RECORDS TO PROCESS ->
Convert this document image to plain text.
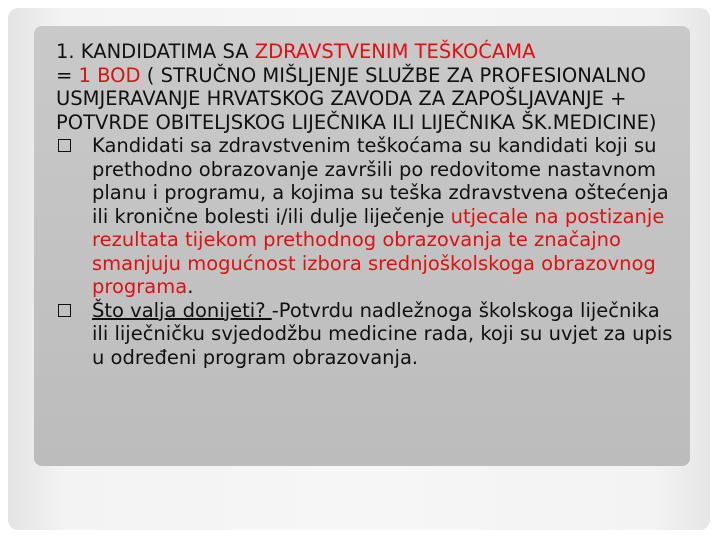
1. KANDIDATIMA SA ZDRAVSTVENIM TEŠKOĆAMA
= 1 BOD ( STRUČNO MIŠLJENJE SLUŽBE ZA PROFESIONALNO USMJERAVANJE HRVATSKOG ZAVODA ZA ZAPOŠLJAVANJE + POTVRDE OBITELJSKOG LIJEČNIKA ILI LIJEČNIKA ŠK.MEDICINE)

Kandidati sa zdravstvenim teškoćama su kandidati koji su prethodno obrazovanje završili po redovitome nastavnom planu i programu, a kojima su teška zdravstvena oštećenja ili kronične bolesti i/ili dulje liječenje utjecale na postizanje rezultata tijekom prethodnog obrazovanja te značajno smanjuju mogućnost izbora srednjoškolskoga obrazovnog programa.

Što valja donijeti? -Potvrdu nadležnoga školskoga liječnika ili liječničku svjedodžbu medicine rada, koji su uvjet za upis u određeni program obrazovanja.
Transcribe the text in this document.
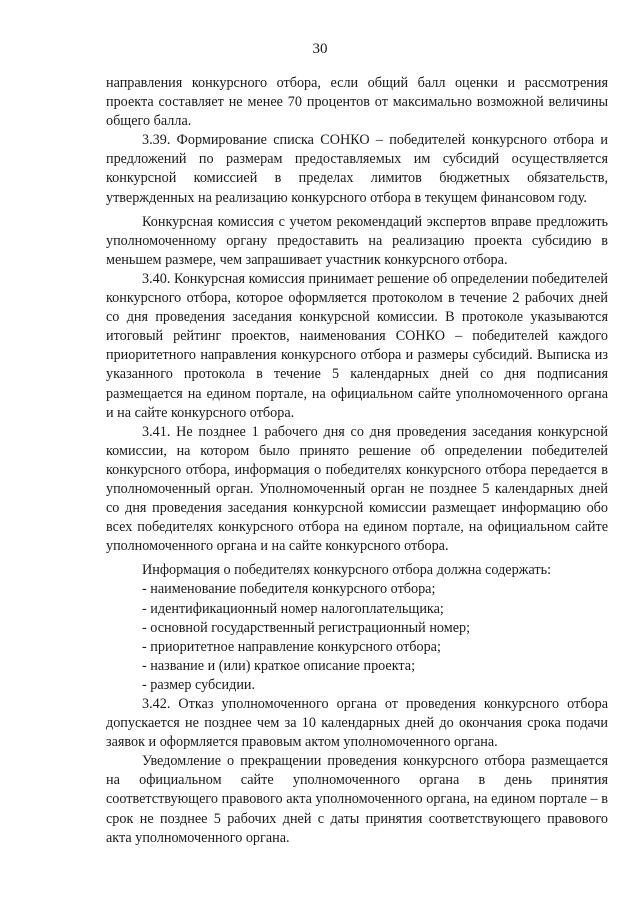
30

направления конкурсного отбора, если общий балл оценки и рассмотрения проекта составляет не менее 70 процентов от максимально возможной величины общего балла.

3.39. Формирование списка СОНКО – победителей конкурсного отбора и предложений по размерам предоставляемых им субсидий осуществляется конкурсной комиссией в пределах лимитов бюджетных обязательств, утвержденных на реализацию конкурсного отбора в текущем финансовом году.

Конкурсная комиссия с учетом рекомендаций экспертов вправе предложить уполномоченному органу предоставить на реализацию проекта субсидию в меньшем размере, чем запрашивает участник конкурсного отбора.

3.40. Конкурсная комиссия принимает решение об определении победителей конкурсного отбора, которое оформляется протоколом в течение 2 рабочих дней со дня проведения заседания конкурсной комиссии. В протоколе указываются итоговый рейтинг проектов, наименования СОНКО – победителей каждого приоритетного направления конкурсного отбора и размеры субсидий. Выписка из указанного протокола в течение 5 календарных дней со дня подписания размещается на едином портале, на официальном сайте уполномоченного органа и на сайте конкурсного отбора.

3.41. Не позднее 1 рабочего дня со дня проведения заседания конкурсной комиссии, на котором было принято решение об определении победителей конкурсного отбора, информация о победителях конкурсного отбора передается в уполномоченный орган. Уполномоченный орган не позднее 5 календарных дней со дня проведения заседания конкурсной комиссии размещает информацию обо всех победителях конкурсного отбора на едином портале, на официальном сайте уполномоченного органа и на сайте конкурсного отбора.

Информация о победителях конкурсного отбора должна содержать:

- наименование победителя конкурсного отбора;
- идентификационный номер налогоплательщика;
- основной государственный регистрационный номер;
- приоритетное направление конкурсного отбора;
- название и (или) краткое описание проекта;
- размер субсидии.

3.42. Отказ уполномоченного органа от проведения конкурсного отбора допускается не позднее чем за 10 календарных дней до окончания срока подачи заявок и оформляется правовым актом уполномоченного органа.

Уведомление о прекращении проведения конкурсного отбора размещается на официальном сайте уполномоченного органа в день принятия соответствующего правового акта уполномоченного органа, на едином портале – в срок не позднее 5 рабочих дней с даты принятия соответствующего правового акта уполномоченного органа.
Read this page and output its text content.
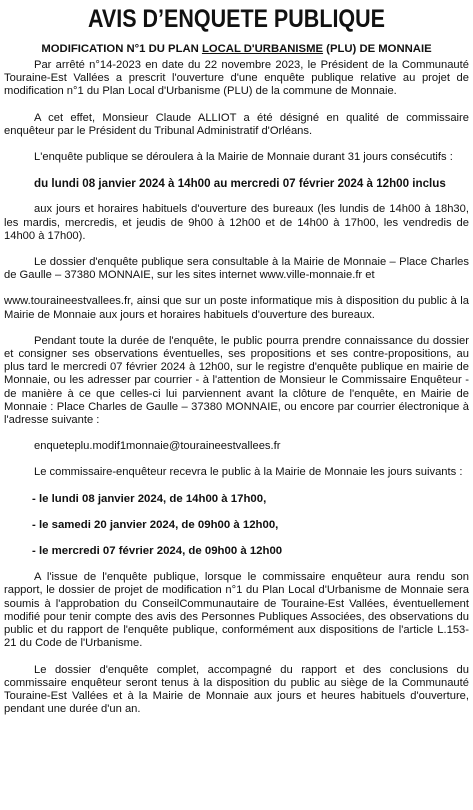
AVIS D’ENQUETE PUBLIQUE
MODIFICATION N°1 DU PLAN LOCAL D'URBANISME (PLU) DE MONNAIE

Par arrêté n°14-2023 en date du 22 novembre 2023, le Président de la Communauté Touraine-Est Vallées a prescrit l'ouverture d'une enquête publique relative au projet de modification n°1 du Plan Local d'Urbanisme (PLU) de la commune de Monnaie.

A cet effet, Monsieur Claude ALLIOT a été désigné en qualité de commissaire enquêteur par le Président du Tribunal Administratif d'Orléans.

L'enquête publique se déroulera à la Mairie de Monnaie durant 31 jours consécutifs :

du lundi 08 janvier 2024 à 14h00 au mercredi 07 février 2024 à 12h00 inclus

aux jours et horaires habituels d'ouverture des bureaux (les lundis de 14h00 à 18h30, les mardis, mercredis, et jeudis de 9h00 à 12h00 et de 14h00 à 17h00, les vendredis de 14h00 à 17h00).

Le dossier d'enquête publique sera consultable à la Mairie de Monnaie – Place Charles de Gaulle – 37380 MONNAIE, sur les sites internet www.ville-monnaie.fr et

www.touraineestvallees.fr, ainsi que sur un poste informatique mis à disposition du public à la Mairie de Monnaie aux jours et horaires habituels d'ouverture des bureaux.

Pendant toute la durée de l'enquête, le public pourra prendre connaissance du dossier et consigner ses observations éventuelles, ses propositions et ses contre-propositions, au plus tard le mercredi 07 février 2024 à 12h00, sur le registre d'enquête publique en mairie de Monnaie, ou les adresser par courrier - à l'attention de Monsieur le Commissaire Enquêteur - de manière à ce que celles-ci lui parviennent avant la clôture de l'enquête, en Mairie de Monnaie : Place Charles de Gaulle – 37380 MONNAIE, ou encore par courrier électronique à l'adresse suivante :

enqueteplu.modif1monnaie@touraineestvallees.fr

Le commissaire-enquêteur recevra le public à la Mairie de Monnaie les jours suivants :

- le lundi 08 janvier 2024, de 14h00 à 17h00,

- le samedi 20 janvier 2024, de 09h00 à 12h00,

- le mercredi 07 février 2024, de 09h00 à 12h00

A l'issue de l'enquête publique, lorsque le commissaire enquêteur aura rendu son rapport, le dossier de projet de modification n°1 du Plan Local d'Urbanisme de Monnaie sera soumis à l'approbation du ConseilCommunautaire de Touraine-Est Vallées, éventuellement modifié pour tenir compte des avis des Personnes Publiques Associées, des observations du public et du rapport de l'enquête publique, conformément aux dispositions de l'article L.153-21 du Code de l'Urbanisme.

Le dossier d'enquête complet, accompagné du rapport et des conclusions du commissaire enquêteur seront tenus à la disposition du public au siège de la Communauté Touraine-Est Vallées et à la Mairie de Monnaie aux jours et heures habituels d'ouverture, pendant une durée d'un an.
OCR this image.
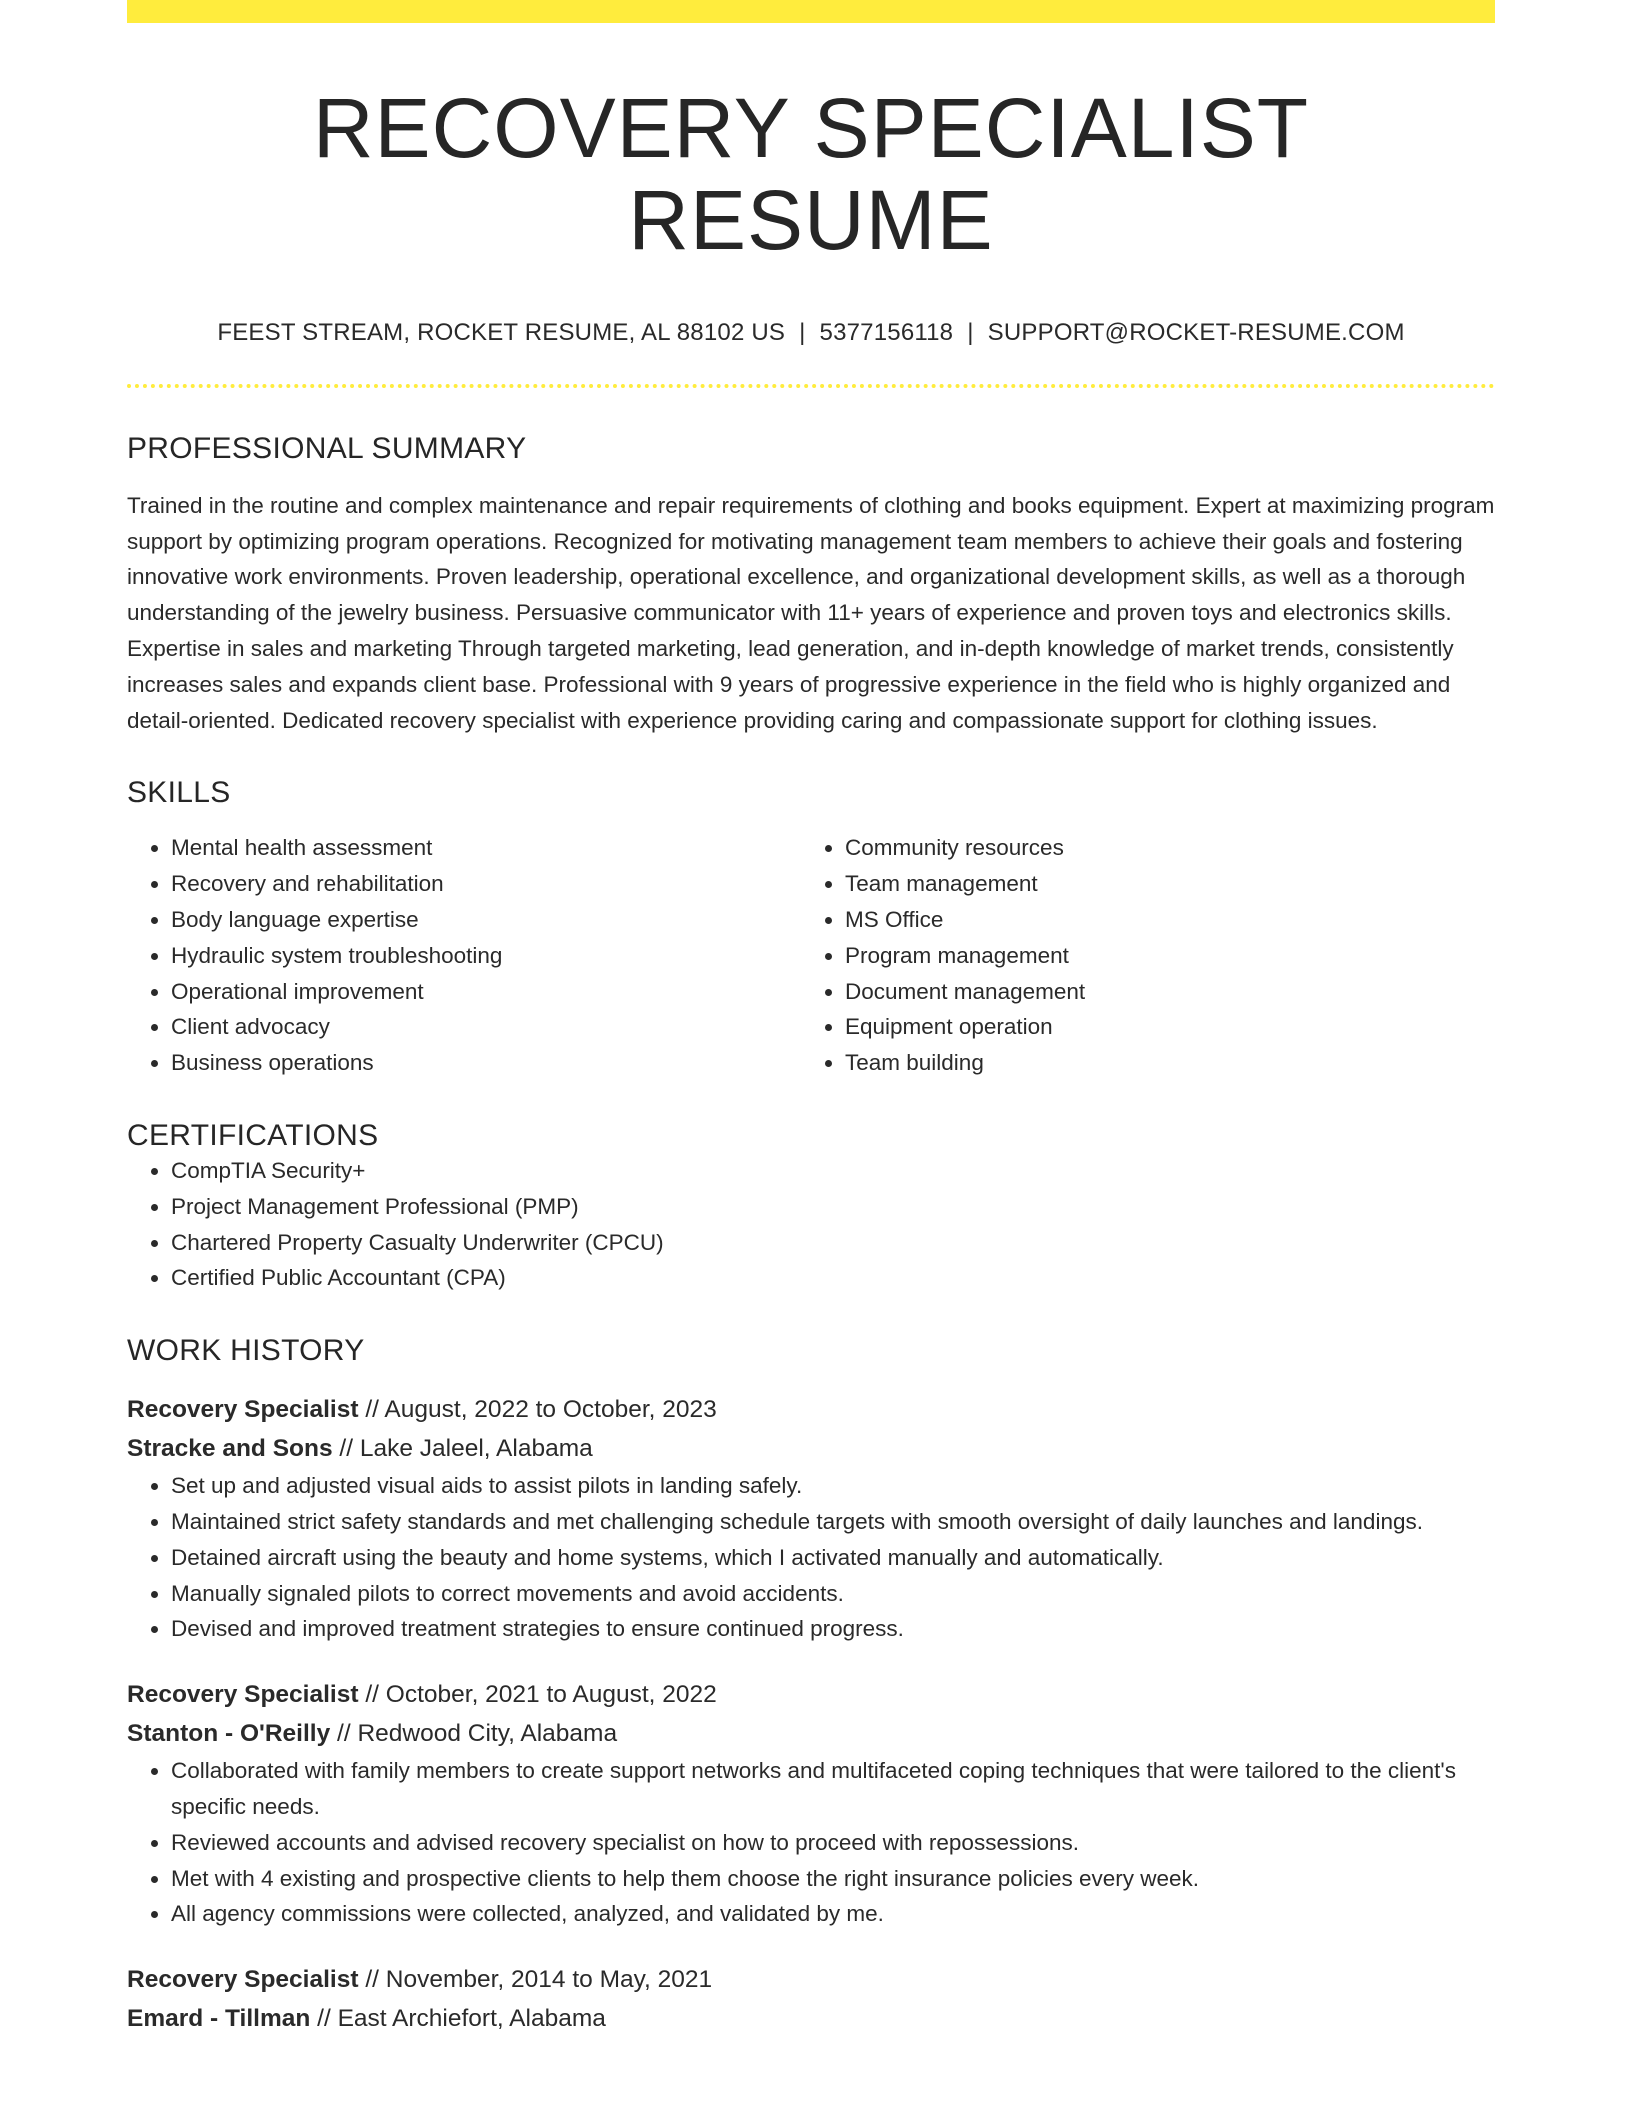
RECOVERY SPECIALIST RESUME
FEEST STREAM, ROCKET RESUME, AL 88102 US | 5377156118 | SUPPORT@ROCKET-RESUME.COM
PROFESSIONAL SUMMARY

Trained in the routine and complex maintenance and repair requirements of clothing and books equipment. Expert at maximizing program support by optimizing program operations. Recognized for motivating management team members to achieve their goals and fostering innovative work environments. Proven leadership, operational excellence, and organizational development skills, as well as a thorough understanding of the jewelry business. Persuasive communicator with 11+ years of experience and proven toys and electronics skills. Expertise in sales and marketing Through targeted marketing, lead generation, and in-depth knowledge of market trends, consistently increases sales and expands client base. Professional with 9 years of progressive experience in the field who is highly organized and detail-oriented. Dedicated recovery specialist with experience providing caring and compassionate support for clothing issues.

SKILLS
• Mental health assessment
• Recovery and rehabilitation
• Body language expertise
• Hydraulic system troubleshooting
• Operational improvement
• Client advocacy
• Business operations
• Community resources
• Team management
• MS Office
• Program management
• Document management
• Equipment operation
• Team building
CERTIFICATIONS
• CompTIA Security+
• Project Management Professional (PMP)
• Chartered Property Casualty Underwriter (CPCU)
• Certified Public Accountant (CPA)
WORK HISTORY
Recovery Specialist // August, 2022 to October, 2023
Stracke and Sons // Lake Jaleel, Alabama
• Set up and adjusted visual aids to assist pilots in landing safely.
• Maintained strict safety standards and met challenging schedule targets with smooth oversight of daily launches and landings.
• Detained aircraft using the beauty and home systems, which I activated manually and automatically.
• Manually signaled pilots to correct movements and avoid accidents.
• Devised and improved treatment strategies to ensure continued progress.
Recovery Specialist // October, 2021 to August, 2022
Stanton - O'Reilly // Redwood City, Alabama
• Collaborated with family members to create support networks and multifaceted coping techniques that were tailored to the client's specific needs.
• Reviewed accounts and advised recovery specialist on how to proceed with repossessions.
• Met with 4 existing and prospective clients to help them choose the right insurance policies every week.
• All agency commissions were collected, analyzed, and validated by me.
Recovery Specialist // November, 2014 to May, 2021
Emard - Tillman // East Archiefort, Alabama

EXERCISE ->
Look through the entries above; copy every line holding the string "Monsieur".

EXERCISE RESPONSE ->
A cet effet, Monsieur Claude ALLIOT a été désigné en qualité de commissaire enquêteur par le Président du Tribunal Administratif d'Orléans.
Pendant toute la durée de l'enquête, le public pourra prendre connaissance du dossier et consigner ses observations éventuelles, ses propositions et ses contre-propositions, au plus tard le mercredi 07 février 2024 à 12h00, sur le registre d'enquête publique en mairie de Monnaie, ou les adresser par courrier - à l'attention de Monsieur le Commissaire Enquêteur - de manière à ce que celles-ci lui parviennent avant la clôture de l'enquête, en Mairie de Monnaie : Place Charles de Gaulle – 37380 MONNAIE, ou encore par courrier électronique à l'adresse suivante :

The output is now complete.